start
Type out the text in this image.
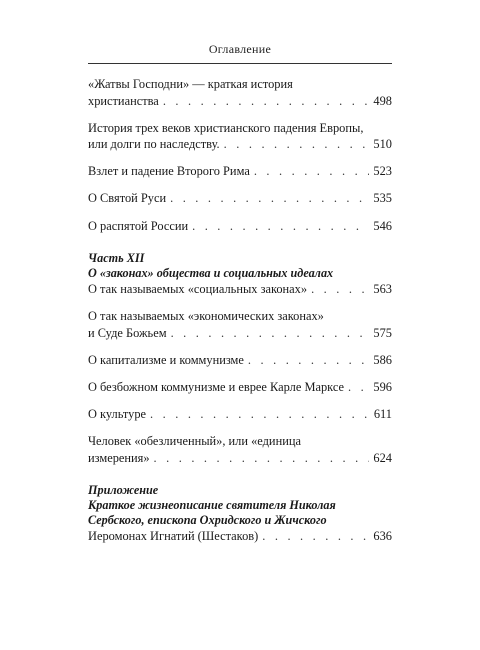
Оглавление
«Жатвы Господни» — краткая история
христианства . . .	498
История трех веков христианского падения Европы,
или долги по наследству. . . .	510
Взлет и падение Второго Рима . . .	523
О Святой Руси . . .	535
О распятой России . . .	546
Часть XII
О «законах» общества и социальных идеалах
О так называемых «социальных законах» . . .	563
О так называемых «экономических законах»
и Суде Божьем . . .	575
О капитализме и коммунизме . . .	586
О безбожном коммунизме и еврее Карле Марксе . . . 596
О культуре . . .	611
Человек «обезличенный», или «единица
измерения» . . .	624
Приложение
Краткое жизнеописание святителя Николая
Сербского, епископа Охридского и Жичского
Иеромонах Игнатий (Шестаков) . . .	636
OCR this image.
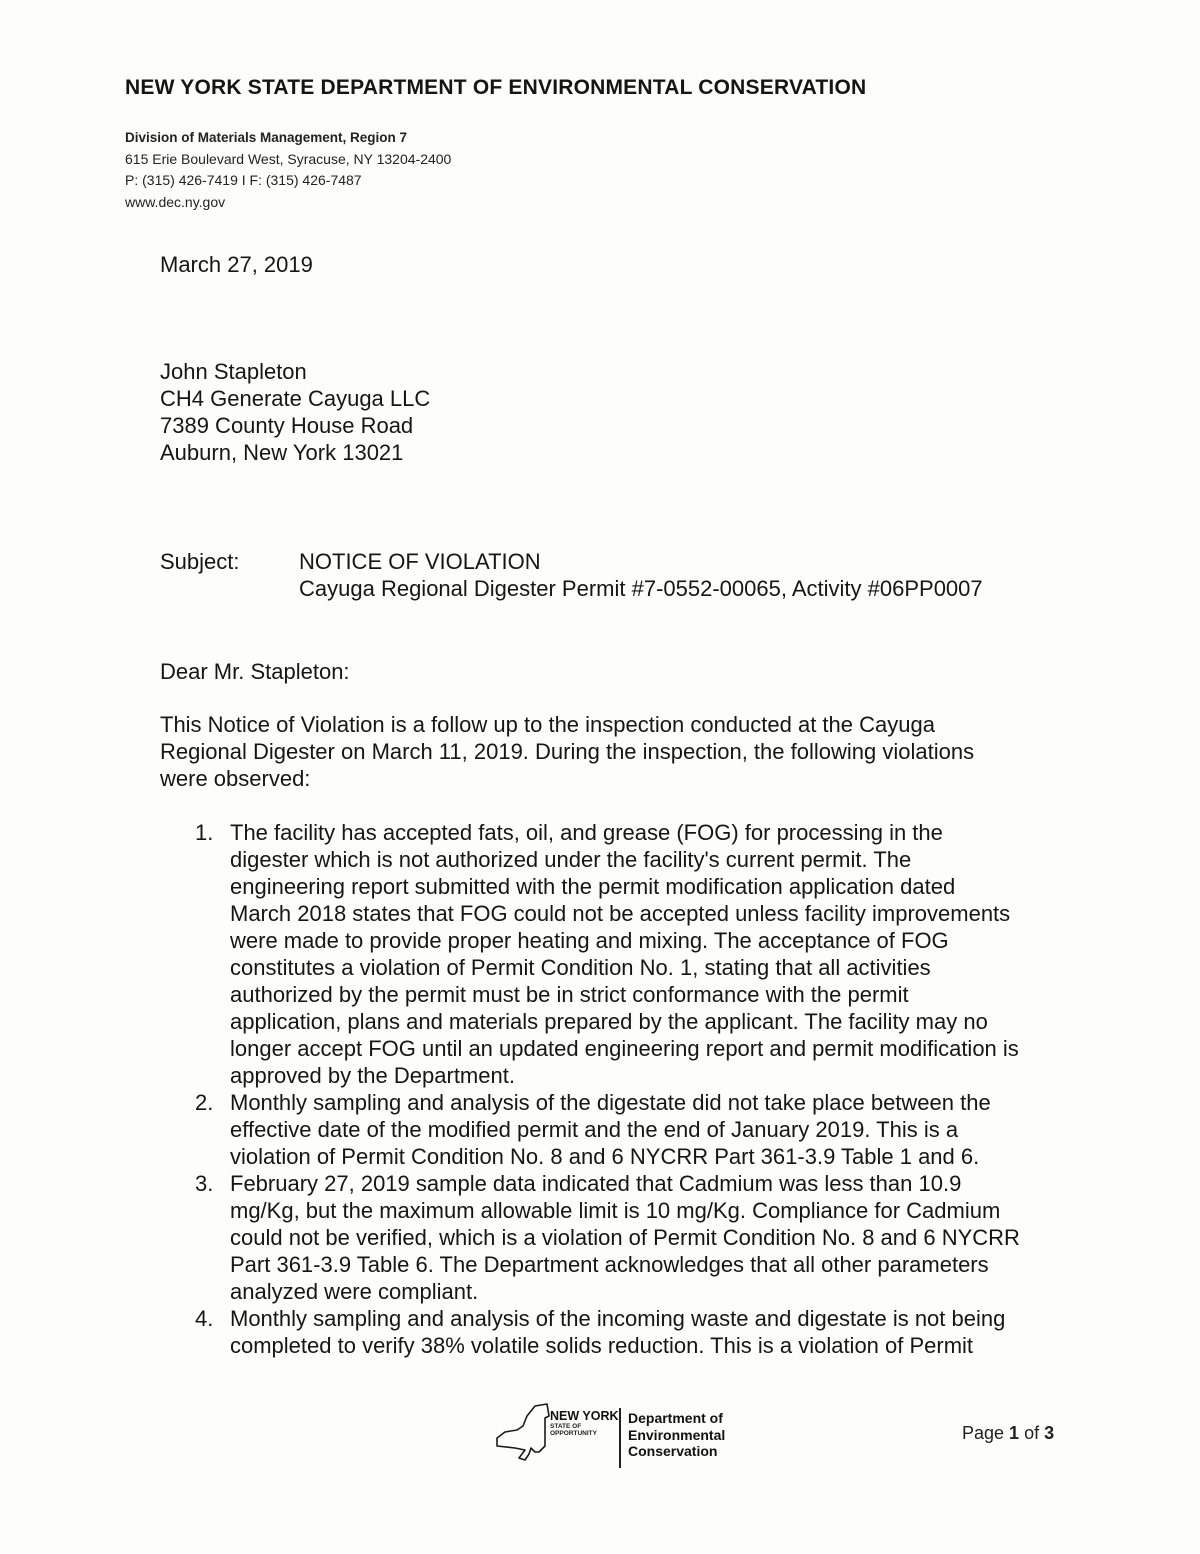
NEW YORK STATE DEPARTMENT OF ENVIRONMENTAL CONSERVATION
Division of Materials Management, Region 7
615 Erie Boulevard West, Syracuse, NY 13204-2400
P: (315) 426-7419 I F: (315) 426-7487
www.dec.ny.gov
March 27, 2019
John Stapleton
CH4 Generate Cayuga LLC
7389 County House Road
Auburn, New York 13021
Subject:	NOTICE OF VIOLATION
Cayuga Regional Digester Permit #7-0552-00065, Activity #06PP0007
Dear Mr. Stapleton:
This Notice of Violation is a follow up to the inspection conducted at the Cayuga
Regional Digester on March 11, 2019. During the inspection, the following violations
were observed:
1. The facility has accepted fats, oil, and grease (FOG) for processing in the
digester which is not authorized under the facility's current permit. The
engineering report submitted with the permit modification application dated
March 2018 states that FOG could not be accepted unless facility improvements
were made to provide proper heating and mixing. The acceptance of FOG
constitutes a violation of Permit Condition No. 1, stating that all activities
authorized by the permit must be in strict conformance with the permit
application, plans and materials prepared by the applicant. The facility may no
longer accept FOG until an updated engineering report and permit modification is
approved by the Department.
2. Monthly sampling and analysis of the digestate did not take place between the
effective date of the modified permit and the end of January 2019. This is a
violation of Permit Condition No. 8 and 6 NYCRR Part 361-3.9 Table 1 and 6.
3. February 27, 2019 sample data indicated that Cadmium was less than 10.9
mg/Kg, but the maximum allowable limit is 10 mg/Kg. Compliance for Cadmium
could not be verified, which is a violation of Permit Condition No. 8 and 6 NYCRR
Part 361-3.9 Table 6. The Department acknowledges that all other parameters
analyzed were compliant.
4. Monthly sampling and analysis of the incoming waste and digestate is not being
completed to verify 38% volatile solids reduction. This is a violation of Permit
NEW YORK
STATE OF
OPPORTUNITY
Department of
Environmental
Conservation
Page 1 of 3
end
__What you should do__.
Return the material exactly as given, apart from the pictures.

__Final result__.
Type out the text in this image.
Оглавление
«Жатвы Господни» — краткая история
христианства . . .	498
История трех веков христианского падения Европы,
или долги по наследству. . . .	510
Взлет и падение Второго Рима . . .	523
О Святой Руси . . .	535
О распятой России . . .	546
Часть XII
О «законах» общества и социальных идеалах
О так называемых «социальных законах» . . .	563
О так называемых «экономических законах»
и Суде Божьем . . .	575
О капитализме и коммунизме . . .	586
О безбожном коммунизме и еврее Карле Марксе . . . 596
О культуре . . .	611
Человек «обезличенный», или «единица
измерения» . . .	624
Приложение
Краткое жизнеописание святителя Николая
Сербского, епископа Охридского и Жичского
Иеромонах Игнатий (Шестаков) . . .	636
OCR this image.
NEW YORK STATE DEPARTMENT OF ENVIRONMENTAL CONSERVATION
Division of Materials Management, Region 7
615 Erie Boulevard West, Syracuse, NY 13204-2400
P: (315) 426-7419 I F: (315) 426-7487
www.dec.ny.gov
March 27, 2019
John Stapleton
CH4 Generate Cayuga LLC
7389 County House Road
Auburn, New York 13021
Subject:	NOTICE OF VIOLATION
Cayuga Regional Digester Permit #7-0552-00065, Activity #06PP0007
Dear Mr. Stapleton:
This Notice of Violation is a follow up to the inspection conducted at the Cayuga
Regional Digester on March 11, 2019. During the inspection, the following violations
were observed:
1. The facility has accepted fats, oil, and grease (FOG) for processing in the
digester which is not authorized under the facility's current permit. The
engineering report submitted with the permit modification application dated
March 2018 states that FOG could not be accepted unless facility improvements
were made to provide proper heating and mixing. The acceptance of FOG
constitutes a violation of Permit Condition No. 1, stating that all activities
authorized by the permit must be in strict conformance with the permit
application, plans and materials prepared by the applicant. The facility may no
longer accept FOG until an updated engineering report and permit modification is
approved by the Department.
2. Monthly sampling and analysis of the digestate did not take place between the
effective date of the modified permit and the end of January 2019. This is a
violation of Permit Condition No. 8 and 6 NYCRR Part 361-3.9 Table 1 and 6.
3. February 27, 2019 sample data indicated that Cadmium was less than 10.9
mg/Kg, but the maximum allowable limit is 10 mg/Kg. Compliance for Cadmium
could not be verified, which is a violation of Permit Condition No. 8 and 6 NYCRR
Part 361-3.9 Table 6. The Department acknowledges that all other parameters
analyzed were compliant.
4. Monthly sampling and analysis of the incoming waste and digestate is not being
completed to verify 38% volatile solids reduction. This is a violation of Permit
NEW YORK
STATE OF
OPPORTUNITY
Department of
Environmental
Conservation
Page 1 of 3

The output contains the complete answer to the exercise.